● **Text section**
--- start ---
Open In App

Lexicographic smallest permutation of a String containing the second String as a Substring

Given two strings str1 and str2, the task is to find the lexicographic smallest permutation of str1 that contains str2 as a substring.

Note: Assume that the solution always exists.

Example: 

Input: str1 = “abab”, str2 = “ab”
Output: “aabb”
Explanation: The Lexicographically smallest permutation of string str1 is “aabb”, Since “aabb” contains the string “ab” as a substring, therefore, “aabb” is the required answer.

Input: str1 = “geeksforgeeks”, str2 = “for”
Output: “eeeeforggkkss”

Approach: This problem can be solved using the concept of the Frequency Counting technique.  Follow the steps below to solve this problem.

  1. Store the frequency of all the characters of the strings str1 and str2.
  2. Initialize the resultant string with the substring.
  3. Subtract the frequency of the second string from the frequency of the first string
  4. Now, append the remaining characters which are lexicographically smaller than or equal to the first character of the substring before the substring in the resultant string.
  5. Append the remaining characters in the lexicographical order behind the substring in the resultant string.
  6. Finally, print the resultant string.

Below is the implementation of the above approach.




// C++ program to implement
// the above approach
#include <bits/stdc++.h>
using namespace std;
 
// Function to print the desired
// lexicographic smaller string
string findSmallestString(string str1,
                          string str2)
{
 
    int freq1[26], freq2[26];
    memset(freq1, 0, sizeof freq1);
    memset(freq2, 0, sizeof freq2);
 
    // Calculate length of the string
    int n1 = str1.length();
    int n2 = str2.length();
 
    // Stores the frequencies of
    // characters of string str1
    for (int i = 0; i < n1; ++i) {
        freq1[str1[i] - 'a']++;
    }
 
    // Stores the frequencies of
    // characters of string str2
    for (int i = 0; i < n2; ++i) {
        freq2[str2[i] - 'a']++;
    }
 
    // Decrease the frequency of
    // second string from that of
    // of the first string
    for (int i = 0; i < 26; ++i) {
        freq1[i] -= freq2[i];
    }
 
    // To store the resultant string
    string res = "";
 
    // To find the index of first
    // character of the string str2
    int minIndex = str2[0] - 'a';
 
    // Append the characters in
    // lexicographical order
    for (int i = 0; i < 26; ++i) {
 
        // Append all the current
        // character (i + 'a')
        for (int j = 0; j < freq1[i]; ++j) {
            res += (char)(i + 'a');
        }
 
        // If we reach first character
        // of string str2 append str2
        if (i == minIndex) {
            res += str2;
        }
    }
 
    // Return the resultant string
    return res;
}
 
// Driver Code
int main()
{
    string str1 = "geeksforgeeksfor";
    string str2 = "for";
    cout << findSmallestString(str1, str2);
}




// Java program to implement
// the above approach
import java.util.*;
 
class GFG{
 
// Function to print the desired
// lexicographic smaller String
static String findSmallestString(String str1,
                                 String str2)
--- end ---
● **Given records**
--- start ---
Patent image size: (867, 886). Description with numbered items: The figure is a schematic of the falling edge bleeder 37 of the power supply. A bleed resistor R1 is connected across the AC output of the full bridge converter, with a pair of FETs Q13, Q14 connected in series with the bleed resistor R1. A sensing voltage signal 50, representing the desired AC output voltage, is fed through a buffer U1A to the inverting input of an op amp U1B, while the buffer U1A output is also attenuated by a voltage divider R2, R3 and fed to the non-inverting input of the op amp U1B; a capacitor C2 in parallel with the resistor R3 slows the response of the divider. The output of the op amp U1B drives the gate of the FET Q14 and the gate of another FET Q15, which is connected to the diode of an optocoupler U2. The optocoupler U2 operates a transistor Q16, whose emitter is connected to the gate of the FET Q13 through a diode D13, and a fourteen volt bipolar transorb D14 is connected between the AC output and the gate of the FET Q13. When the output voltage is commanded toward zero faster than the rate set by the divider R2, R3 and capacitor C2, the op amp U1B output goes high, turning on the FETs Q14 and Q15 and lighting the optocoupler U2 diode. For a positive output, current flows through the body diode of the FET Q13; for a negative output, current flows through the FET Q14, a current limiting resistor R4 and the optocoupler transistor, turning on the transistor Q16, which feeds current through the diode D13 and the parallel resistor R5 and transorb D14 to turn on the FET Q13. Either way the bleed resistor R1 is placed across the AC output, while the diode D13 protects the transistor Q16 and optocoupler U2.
--- end ---
--- start ---
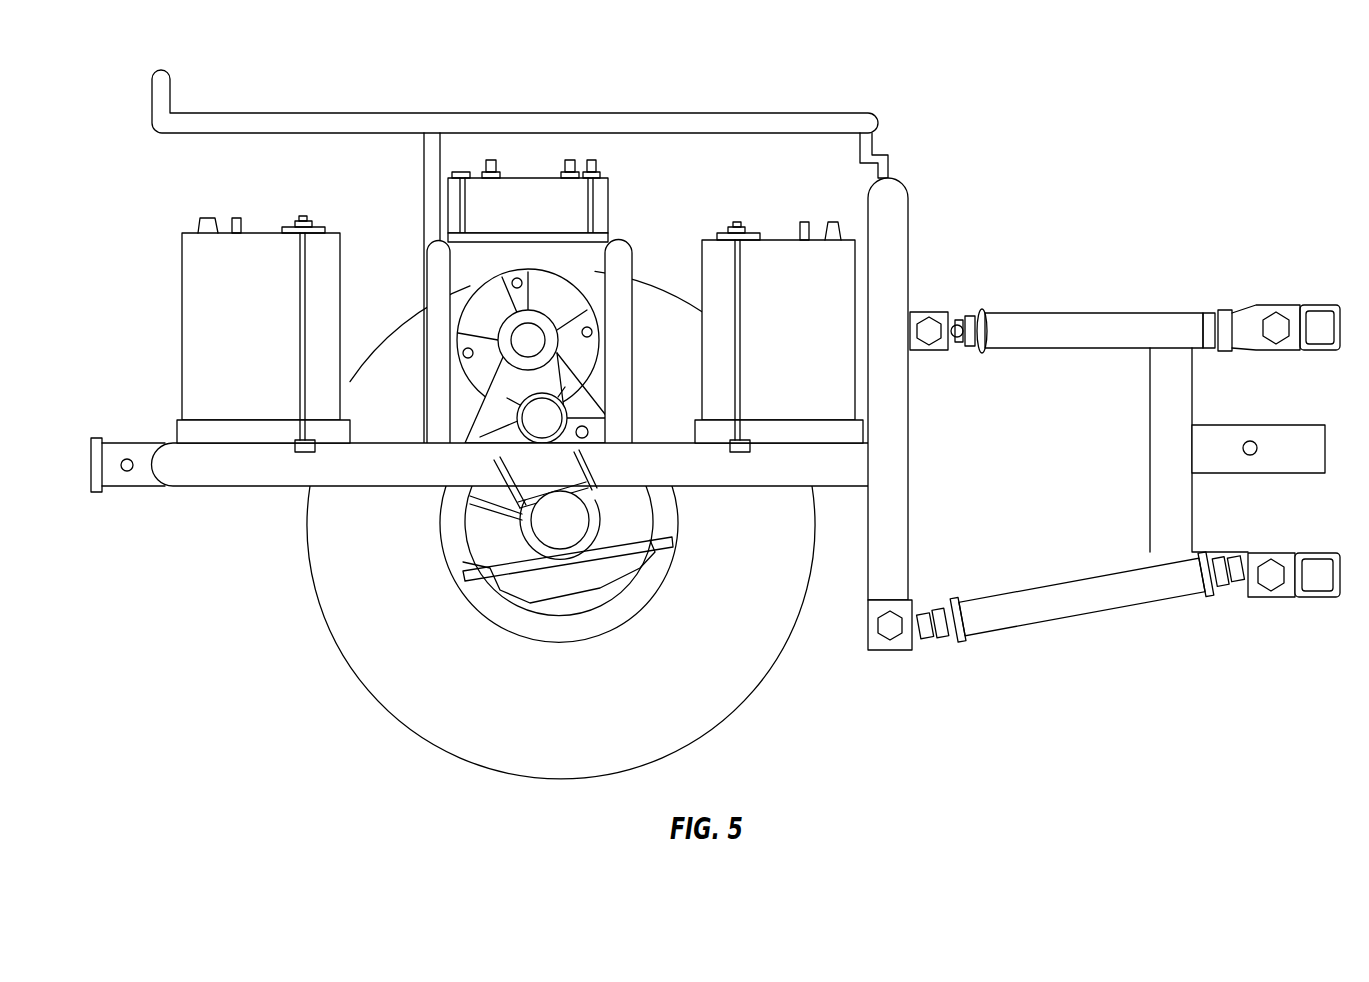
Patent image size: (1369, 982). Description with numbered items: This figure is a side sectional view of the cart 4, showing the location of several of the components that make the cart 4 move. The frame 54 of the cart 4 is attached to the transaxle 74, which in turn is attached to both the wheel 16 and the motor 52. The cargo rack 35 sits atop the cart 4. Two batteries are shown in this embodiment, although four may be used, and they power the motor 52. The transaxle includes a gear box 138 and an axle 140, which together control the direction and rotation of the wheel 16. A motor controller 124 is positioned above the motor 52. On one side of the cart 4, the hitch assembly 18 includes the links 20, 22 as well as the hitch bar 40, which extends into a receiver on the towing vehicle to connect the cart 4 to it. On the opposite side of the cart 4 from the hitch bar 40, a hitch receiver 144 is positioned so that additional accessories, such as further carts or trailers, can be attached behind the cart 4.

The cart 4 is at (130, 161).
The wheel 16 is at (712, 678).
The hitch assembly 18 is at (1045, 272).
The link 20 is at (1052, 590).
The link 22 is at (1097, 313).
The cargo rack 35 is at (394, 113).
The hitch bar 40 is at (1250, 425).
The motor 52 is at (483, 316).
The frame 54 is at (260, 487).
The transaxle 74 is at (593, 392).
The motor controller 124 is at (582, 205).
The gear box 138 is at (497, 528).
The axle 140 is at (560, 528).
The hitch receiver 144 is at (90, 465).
--- end ---
● **Directive A**
Reproduce the passage of the string permutation article starting at "3. Subtract the" and ending at "the above approach.".
● **Directive B**
Pick up the string permutation article from its final line and keep writing.

● **Task response A**
3. Subtract the frequency of the second string from the frequency of the first string
  4. Now, append the remaining characters which are lexicographically smaller than or equal to the first character of the substring before the substring in the resultant string.
  5. Append the remaining characters in the lexicographical order behind the substring in the resultant string.
  6. Finally, print the resultant string.

Below is the implementation of the above approach.

● **Task response B**
{
    int []freq1 = new int[26];
    int []freq2 = new int[26];
    Arrays.fill(freq1, 0);
    Arrays.fill(freq2, 0);
 
    // Calculate length of the String
    int n1 = str1.length();
    int n2 = str2.length();
 
    // Stores the frequencies of
    // characters of String str1
    for(int i = 0; i < n1; ++i)
    {
        freq1[str1.charAt(i) - 'a']++;
    }
 
    // Stores the frequencies of
    // characters of String str2
    for(int i = 0; i < n2; ++i)
    {
        freq2[str2.charAt(i) - 'a']++;
    }
 
    // Decrease the frequency of
    // second String from that of
    // of the first String
    for(int i = 0; i < 26; ++i)
    {
        freq1[i] -= freq2[i];
    }
 
    // To store the resultant String
    String res = "";
 
    // To find the index of first
    // character of the String str2
    int minIndex = str2.charAt(0) - 'a';
 
    // Append the characters in
    // lexicographical order
    for(int i = 0; i < 26; ++i)
    {
 
        // Append all the current
        // character (i + 'a')
        for(int j = 0; j < freq1[i]; ++j)
        {
            res += (char)(i + 'a');
        }
 
        // If we reach first character
        // of String str2 append str2
        if (i == minIndex)
        {
            res += str2;
        }
    }
 
    // Return the resultant String
    return res;
}
 
// Driver Code
public static void main(String[] args)
{
    String str1 = "geeksforgeeksfor";
    String str2 = "for";
     
    System.out.print(findSmallestString(str1, str2));
}
}
 
// This code is contributed by Amit Katiyar




# Python3 program to implement
# the above approach
 
# Function to print the desired
# lexicographic smaller string
def findSmallestString(str1, str2):
     
    freq1 = [0] * 26
    freq2 = [0] * 26
     
    # Calculate length of the string
    n1 = len(str1)
    n2 = len(str2)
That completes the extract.